Of all the lines in these entries, how many contain the string "soatdan"? Give only that count.

**LISTED RECORDS**
┄┄┄┄┄┄┄┄┄┄

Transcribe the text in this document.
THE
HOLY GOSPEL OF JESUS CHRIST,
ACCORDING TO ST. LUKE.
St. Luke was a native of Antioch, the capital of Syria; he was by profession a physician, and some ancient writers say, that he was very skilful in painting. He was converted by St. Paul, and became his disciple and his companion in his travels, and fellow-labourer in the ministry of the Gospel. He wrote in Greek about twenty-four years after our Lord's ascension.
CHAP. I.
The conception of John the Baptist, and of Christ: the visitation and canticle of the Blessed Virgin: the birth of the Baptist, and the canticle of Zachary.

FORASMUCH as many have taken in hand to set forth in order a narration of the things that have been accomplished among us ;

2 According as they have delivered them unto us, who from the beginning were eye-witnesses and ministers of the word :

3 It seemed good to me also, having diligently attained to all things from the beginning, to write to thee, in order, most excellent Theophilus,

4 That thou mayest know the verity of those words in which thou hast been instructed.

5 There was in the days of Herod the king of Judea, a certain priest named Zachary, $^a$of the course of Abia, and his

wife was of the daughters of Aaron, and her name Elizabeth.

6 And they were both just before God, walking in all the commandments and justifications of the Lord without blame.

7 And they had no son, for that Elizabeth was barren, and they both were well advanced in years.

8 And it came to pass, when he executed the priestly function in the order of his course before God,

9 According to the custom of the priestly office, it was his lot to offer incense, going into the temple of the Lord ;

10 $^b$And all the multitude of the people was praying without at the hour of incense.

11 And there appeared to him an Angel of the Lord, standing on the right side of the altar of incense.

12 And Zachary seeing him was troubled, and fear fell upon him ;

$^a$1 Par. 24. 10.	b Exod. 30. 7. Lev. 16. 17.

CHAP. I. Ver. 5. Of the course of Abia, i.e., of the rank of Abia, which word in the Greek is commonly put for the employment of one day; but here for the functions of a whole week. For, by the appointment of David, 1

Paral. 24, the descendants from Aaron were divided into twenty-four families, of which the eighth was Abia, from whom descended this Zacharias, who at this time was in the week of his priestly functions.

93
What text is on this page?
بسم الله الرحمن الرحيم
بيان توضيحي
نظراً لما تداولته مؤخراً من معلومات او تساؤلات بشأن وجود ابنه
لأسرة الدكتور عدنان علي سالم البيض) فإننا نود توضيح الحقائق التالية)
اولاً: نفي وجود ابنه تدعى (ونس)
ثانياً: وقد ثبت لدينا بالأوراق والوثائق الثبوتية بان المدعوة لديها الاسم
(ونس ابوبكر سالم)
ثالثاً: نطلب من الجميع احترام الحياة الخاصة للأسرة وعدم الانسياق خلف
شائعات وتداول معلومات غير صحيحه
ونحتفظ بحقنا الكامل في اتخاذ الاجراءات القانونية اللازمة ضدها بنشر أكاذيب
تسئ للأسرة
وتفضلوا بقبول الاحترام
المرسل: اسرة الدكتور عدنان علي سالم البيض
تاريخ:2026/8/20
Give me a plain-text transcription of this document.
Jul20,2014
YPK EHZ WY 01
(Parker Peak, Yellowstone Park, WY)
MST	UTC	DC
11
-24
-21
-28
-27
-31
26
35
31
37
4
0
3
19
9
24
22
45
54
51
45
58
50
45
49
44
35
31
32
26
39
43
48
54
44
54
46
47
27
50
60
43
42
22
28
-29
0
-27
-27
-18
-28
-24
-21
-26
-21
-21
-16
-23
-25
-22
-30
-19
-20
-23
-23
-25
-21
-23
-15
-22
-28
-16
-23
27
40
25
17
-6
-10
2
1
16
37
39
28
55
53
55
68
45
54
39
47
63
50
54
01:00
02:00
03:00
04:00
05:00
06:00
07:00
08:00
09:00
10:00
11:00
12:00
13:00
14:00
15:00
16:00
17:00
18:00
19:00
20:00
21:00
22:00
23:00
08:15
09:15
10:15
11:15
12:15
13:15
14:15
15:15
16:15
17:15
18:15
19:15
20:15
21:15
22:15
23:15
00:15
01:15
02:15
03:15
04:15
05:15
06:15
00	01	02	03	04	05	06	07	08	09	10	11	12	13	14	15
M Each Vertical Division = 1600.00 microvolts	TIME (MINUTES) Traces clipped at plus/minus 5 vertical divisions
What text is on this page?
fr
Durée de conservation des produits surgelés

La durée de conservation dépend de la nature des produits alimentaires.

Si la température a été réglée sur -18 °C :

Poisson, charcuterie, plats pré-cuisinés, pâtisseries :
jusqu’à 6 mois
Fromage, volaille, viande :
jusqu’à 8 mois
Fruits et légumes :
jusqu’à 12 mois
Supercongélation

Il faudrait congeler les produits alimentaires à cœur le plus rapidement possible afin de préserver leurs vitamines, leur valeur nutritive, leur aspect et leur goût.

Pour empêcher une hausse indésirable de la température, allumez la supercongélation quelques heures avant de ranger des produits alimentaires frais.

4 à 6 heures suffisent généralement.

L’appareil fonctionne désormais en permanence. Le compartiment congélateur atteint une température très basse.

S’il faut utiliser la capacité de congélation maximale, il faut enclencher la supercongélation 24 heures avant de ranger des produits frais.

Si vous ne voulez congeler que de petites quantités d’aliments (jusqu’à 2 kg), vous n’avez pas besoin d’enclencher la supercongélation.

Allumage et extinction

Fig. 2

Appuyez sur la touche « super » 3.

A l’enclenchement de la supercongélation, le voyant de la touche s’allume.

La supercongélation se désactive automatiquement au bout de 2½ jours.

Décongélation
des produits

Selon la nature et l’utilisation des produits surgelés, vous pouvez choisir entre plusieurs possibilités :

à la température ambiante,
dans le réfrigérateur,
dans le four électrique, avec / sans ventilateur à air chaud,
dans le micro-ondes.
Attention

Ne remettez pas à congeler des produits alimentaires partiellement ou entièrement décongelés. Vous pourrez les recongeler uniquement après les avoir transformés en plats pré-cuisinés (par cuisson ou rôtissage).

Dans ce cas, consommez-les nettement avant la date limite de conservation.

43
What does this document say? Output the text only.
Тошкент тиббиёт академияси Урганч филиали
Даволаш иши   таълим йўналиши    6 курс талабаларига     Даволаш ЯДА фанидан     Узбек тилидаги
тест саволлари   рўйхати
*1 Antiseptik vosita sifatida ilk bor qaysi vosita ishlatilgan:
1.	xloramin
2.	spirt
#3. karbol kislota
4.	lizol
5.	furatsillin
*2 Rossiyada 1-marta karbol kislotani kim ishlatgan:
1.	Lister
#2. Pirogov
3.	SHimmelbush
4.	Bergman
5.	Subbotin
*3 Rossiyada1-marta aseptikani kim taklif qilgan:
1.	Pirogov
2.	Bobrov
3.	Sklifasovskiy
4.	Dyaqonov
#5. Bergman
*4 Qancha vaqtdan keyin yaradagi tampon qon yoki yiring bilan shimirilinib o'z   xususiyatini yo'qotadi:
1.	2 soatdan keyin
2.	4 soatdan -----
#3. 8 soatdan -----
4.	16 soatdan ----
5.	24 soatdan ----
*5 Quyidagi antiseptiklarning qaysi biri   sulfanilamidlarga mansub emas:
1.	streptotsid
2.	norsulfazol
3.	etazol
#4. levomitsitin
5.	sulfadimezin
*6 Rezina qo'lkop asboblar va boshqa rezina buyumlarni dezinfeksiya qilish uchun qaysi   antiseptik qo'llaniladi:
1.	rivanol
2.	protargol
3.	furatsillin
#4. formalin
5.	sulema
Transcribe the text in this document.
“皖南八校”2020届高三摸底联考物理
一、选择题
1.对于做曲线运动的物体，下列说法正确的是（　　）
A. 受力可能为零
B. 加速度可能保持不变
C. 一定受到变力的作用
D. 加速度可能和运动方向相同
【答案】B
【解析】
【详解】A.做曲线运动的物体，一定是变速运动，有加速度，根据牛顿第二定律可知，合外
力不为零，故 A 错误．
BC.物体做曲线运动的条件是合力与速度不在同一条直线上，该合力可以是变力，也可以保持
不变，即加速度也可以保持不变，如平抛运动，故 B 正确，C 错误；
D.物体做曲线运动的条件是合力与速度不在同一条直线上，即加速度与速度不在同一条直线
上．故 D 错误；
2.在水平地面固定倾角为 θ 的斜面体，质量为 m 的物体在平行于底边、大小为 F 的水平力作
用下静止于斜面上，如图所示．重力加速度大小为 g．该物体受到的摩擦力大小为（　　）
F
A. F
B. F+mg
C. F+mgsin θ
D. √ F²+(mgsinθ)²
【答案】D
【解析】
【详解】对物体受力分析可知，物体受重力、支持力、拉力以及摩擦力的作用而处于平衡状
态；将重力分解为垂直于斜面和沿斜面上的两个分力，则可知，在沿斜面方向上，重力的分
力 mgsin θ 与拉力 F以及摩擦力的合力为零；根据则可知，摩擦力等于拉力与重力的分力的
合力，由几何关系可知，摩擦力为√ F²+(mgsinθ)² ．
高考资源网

┄┄┄┄┄┄┄┄┄┄

**ANSWER**
5